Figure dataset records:
——————————

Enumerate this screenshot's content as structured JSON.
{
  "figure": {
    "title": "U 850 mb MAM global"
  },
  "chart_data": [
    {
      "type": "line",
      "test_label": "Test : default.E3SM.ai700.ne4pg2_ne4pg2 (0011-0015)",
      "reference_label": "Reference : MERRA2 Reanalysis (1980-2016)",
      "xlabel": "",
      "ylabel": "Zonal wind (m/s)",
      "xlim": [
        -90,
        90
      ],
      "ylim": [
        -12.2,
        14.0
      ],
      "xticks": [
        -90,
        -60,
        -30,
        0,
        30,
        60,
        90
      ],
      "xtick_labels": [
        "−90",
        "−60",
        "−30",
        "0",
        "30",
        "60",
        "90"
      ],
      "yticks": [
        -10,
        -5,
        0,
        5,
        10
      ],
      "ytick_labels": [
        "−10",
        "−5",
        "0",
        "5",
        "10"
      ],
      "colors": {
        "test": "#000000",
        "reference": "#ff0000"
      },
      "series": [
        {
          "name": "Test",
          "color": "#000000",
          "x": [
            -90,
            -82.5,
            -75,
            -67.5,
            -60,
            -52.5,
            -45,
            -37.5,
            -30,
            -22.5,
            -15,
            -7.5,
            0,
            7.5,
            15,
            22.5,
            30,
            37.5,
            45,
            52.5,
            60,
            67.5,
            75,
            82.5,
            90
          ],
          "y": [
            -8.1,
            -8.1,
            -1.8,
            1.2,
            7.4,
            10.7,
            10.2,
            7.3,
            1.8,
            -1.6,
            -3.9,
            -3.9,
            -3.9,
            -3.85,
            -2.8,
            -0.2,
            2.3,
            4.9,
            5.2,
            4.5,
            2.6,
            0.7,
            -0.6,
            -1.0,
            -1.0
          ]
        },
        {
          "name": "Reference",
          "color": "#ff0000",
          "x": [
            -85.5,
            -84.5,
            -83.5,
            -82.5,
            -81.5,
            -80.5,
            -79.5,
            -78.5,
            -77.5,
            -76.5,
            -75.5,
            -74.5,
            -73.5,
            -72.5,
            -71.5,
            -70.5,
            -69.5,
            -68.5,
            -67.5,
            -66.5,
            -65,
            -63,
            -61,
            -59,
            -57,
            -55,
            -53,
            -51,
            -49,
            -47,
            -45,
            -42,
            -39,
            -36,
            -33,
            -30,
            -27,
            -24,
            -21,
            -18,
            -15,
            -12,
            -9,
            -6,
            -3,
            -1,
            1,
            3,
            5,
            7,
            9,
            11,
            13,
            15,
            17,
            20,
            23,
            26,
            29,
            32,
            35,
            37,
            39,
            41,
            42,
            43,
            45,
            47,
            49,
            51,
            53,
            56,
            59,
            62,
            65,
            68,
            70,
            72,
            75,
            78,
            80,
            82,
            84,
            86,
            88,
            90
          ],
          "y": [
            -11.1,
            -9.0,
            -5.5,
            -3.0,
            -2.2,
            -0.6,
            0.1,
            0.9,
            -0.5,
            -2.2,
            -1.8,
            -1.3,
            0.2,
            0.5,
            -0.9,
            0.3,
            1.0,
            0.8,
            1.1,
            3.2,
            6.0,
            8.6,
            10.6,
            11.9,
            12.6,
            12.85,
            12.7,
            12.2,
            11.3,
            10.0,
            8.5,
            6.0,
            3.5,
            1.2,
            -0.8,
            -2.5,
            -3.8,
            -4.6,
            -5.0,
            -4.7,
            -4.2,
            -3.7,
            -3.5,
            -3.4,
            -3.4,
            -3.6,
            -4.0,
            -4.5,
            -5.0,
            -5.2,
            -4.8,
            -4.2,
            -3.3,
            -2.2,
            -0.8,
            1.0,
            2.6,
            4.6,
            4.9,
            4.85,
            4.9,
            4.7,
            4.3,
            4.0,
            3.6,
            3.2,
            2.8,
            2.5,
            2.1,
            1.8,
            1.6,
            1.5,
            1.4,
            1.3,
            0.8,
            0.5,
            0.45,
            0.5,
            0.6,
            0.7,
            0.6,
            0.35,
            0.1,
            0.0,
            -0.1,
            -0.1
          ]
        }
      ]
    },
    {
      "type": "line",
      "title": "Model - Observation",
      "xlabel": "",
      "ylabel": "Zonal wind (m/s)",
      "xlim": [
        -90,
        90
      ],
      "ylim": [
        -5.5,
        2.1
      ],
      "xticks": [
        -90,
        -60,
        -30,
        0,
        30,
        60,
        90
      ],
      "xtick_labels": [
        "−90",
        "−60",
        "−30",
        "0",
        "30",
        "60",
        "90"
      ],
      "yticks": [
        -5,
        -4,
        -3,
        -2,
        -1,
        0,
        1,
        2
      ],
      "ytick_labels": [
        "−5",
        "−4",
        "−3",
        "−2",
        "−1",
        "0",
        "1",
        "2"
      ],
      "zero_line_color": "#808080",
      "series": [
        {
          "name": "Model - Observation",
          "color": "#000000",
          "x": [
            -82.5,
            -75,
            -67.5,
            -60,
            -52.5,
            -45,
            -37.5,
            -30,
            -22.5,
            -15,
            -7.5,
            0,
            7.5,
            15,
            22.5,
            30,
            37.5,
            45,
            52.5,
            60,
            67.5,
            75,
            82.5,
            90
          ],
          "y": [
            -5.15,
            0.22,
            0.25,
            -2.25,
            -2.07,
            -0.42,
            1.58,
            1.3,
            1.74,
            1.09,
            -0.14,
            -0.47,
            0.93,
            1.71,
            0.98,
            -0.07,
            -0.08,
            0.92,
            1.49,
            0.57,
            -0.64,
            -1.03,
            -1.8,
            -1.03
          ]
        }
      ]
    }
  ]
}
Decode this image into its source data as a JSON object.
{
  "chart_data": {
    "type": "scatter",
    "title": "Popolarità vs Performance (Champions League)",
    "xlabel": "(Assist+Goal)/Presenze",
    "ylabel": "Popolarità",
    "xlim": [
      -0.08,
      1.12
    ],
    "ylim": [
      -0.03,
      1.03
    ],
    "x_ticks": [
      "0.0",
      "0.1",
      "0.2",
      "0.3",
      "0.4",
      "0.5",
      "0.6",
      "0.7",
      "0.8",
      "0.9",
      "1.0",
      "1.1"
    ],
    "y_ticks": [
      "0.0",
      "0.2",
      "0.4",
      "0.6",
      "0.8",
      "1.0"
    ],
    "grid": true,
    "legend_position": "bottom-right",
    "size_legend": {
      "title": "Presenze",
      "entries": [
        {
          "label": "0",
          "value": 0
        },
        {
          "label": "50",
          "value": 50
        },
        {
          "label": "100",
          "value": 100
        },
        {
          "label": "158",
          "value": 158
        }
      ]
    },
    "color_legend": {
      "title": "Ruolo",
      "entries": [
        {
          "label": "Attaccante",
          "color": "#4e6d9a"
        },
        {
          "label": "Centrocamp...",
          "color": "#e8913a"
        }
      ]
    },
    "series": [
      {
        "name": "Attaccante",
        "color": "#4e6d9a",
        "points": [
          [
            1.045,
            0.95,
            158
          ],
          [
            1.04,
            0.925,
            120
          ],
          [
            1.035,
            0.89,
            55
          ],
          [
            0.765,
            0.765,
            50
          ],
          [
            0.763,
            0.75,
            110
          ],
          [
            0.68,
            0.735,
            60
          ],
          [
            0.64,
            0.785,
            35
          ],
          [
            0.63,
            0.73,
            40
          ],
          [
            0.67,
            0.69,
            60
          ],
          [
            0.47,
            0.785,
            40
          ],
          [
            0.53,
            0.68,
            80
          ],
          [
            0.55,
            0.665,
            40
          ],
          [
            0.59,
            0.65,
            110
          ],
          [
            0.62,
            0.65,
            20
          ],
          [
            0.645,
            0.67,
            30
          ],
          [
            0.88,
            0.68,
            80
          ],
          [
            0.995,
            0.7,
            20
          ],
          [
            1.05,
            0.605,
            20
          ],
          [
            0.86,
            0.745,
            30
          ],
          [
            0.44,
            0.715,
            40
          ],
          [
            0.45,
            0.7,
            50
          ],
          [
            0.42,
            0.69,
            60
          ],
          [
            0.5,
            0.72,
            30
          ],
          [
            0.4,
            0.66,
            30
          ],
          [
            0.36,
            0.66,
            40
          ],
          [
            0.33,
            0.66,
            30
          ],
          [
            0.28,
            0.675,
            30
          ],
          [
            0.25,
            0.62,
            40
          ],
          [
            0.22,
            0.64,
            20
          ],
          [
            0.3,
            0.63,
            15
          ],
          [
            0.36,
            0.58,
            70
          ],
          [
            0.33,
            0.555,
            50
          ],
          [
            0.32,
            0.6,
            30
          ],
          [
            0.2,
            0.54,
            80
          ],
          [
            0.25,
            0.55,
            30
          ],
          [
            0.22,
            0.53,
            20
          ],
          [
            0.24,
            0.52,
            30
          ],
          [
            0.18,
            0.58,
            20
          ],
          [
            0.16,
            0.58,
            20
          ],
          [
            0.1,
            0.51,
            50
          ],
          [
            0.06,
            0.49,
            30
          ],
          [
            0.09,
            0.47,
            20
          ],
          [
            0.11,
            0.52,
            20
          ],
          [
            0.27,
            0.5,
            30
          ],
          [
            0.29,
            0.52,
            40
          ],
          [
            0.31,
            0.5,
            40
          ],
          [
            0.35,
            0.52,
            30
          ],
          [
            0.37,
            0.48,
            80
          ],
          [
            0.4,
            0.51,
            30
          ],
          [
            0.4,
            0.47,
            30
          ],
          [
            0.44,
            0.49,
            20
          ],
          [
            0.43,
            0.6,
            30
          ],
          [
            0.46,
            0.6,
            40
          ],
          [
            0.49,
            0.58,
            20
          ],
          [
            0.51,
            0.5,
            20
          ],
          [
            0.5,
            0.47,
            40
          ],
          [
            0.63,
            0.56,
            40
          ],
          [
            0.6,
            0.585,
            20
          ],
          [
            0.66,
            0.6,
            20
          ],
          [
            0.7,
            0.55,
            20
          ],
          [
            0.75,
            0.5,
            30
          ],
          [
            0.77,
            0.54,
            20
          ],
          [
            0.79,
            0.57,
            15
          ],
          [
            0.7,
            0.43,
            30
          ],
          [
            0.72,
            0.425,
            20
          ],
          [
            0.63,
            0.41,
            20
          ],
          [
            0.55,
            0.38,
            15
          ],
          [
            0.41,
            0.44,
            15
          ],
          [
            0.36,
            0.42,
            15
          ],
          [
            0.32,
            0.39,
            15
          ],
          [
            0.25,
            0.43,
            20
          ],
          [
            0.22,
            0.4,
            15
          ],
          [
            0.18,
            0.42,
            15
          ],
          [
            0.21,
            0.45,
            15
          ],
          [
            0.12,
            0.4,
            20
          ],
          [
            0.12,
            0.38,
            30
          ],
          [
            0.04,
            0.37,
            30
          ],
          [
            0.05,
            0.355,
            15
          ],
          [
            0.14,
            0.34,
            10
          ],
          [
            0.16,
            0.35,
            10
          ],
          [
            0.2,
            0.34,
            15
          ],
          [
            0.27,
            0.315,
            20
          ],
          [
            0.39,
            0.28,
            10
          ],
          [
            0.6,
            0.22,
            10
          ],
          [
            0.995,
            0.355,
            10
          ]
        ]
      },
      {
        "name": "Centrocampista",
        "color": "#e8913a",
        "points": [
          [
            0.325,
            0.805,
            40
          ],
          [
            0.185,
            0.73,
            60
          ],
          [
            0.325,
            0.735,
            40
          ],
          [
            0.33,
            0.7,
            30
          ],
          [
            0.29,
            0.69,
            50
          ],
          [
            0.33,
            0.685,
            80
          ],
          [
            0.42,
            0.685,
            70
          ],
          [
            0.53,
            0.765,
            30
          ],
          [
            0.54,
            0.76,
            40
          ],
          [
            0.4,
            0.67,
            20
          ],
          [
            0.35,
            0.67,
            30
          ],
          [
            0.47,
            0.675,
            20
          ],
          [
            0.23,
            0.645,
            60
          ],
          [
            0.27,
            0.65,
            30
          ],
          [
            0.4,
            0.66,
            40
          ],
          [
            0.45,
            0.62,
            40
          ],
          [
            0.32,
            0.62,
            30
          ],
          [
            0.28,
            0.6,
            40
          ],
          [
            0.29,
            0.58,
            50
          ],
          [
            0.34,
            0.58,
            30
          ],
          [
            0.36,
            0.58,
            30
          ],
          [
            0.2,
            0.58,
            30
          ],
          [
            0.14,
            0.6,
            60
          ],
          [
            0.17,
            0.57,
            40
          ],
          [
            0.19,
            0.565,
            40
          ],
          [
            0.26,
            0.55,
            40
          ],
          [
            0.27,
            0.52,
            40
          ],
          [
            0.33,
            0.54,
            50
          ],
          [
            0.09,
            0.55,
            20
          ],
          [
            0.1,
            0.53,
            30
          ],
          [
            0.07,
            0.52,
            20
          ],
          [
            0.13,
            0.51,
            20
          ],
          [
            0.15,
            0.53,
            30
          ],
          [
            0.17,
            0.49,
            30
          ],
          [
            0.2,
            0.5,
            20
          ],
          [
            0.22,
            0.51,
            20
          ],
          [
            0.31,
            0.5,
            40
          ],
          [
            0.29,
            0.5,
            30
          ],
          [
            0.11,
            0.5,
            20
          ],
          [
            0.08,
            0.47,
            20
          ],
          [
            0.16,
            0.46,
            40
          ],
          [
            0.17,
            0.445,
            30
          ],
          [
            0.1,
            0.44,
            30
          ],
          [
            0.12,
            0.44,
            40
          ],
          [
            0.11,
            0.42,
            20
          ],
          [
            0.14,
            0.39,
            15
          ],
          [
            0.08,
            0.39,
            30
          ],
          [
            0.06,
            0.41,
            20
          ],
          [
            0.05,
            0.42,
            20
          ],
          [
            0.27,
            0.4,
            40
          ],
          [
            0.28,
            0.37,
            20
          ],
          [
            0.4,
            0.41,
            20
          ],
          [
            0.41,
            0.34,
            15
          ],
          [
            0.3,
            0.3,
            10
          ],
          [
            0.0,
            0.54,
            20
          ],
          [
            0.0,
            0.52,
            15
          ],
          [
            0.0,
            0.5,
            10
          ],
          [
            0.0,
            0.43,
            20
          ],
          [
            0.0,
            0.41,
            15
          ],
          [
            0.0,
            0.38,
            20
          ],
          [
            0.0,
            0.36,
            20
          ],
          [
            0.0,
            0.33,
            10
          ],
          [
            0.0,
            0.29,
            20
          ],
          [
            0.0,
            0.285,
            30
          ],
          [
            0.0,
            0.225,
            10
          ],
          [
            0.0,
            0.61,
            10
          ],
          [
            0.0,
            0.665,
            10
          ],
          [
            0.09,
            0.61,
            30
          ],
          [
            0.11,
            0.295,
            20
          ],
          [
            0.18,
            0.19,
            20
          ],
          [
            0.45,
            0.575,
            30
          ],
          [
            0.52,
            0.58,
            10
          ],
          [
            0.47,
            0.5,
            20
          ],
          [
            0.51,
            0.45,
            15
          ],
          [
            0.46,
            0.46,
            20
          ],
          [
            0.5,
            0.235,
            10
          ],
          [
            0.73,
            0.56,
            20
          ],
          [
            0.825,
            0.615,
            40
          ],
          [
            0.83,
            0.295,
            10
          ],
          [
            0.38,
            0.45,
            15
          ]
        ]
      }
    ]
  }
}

——————————

Give the number of lines in the entries that hold the word "this", and nothing else.

2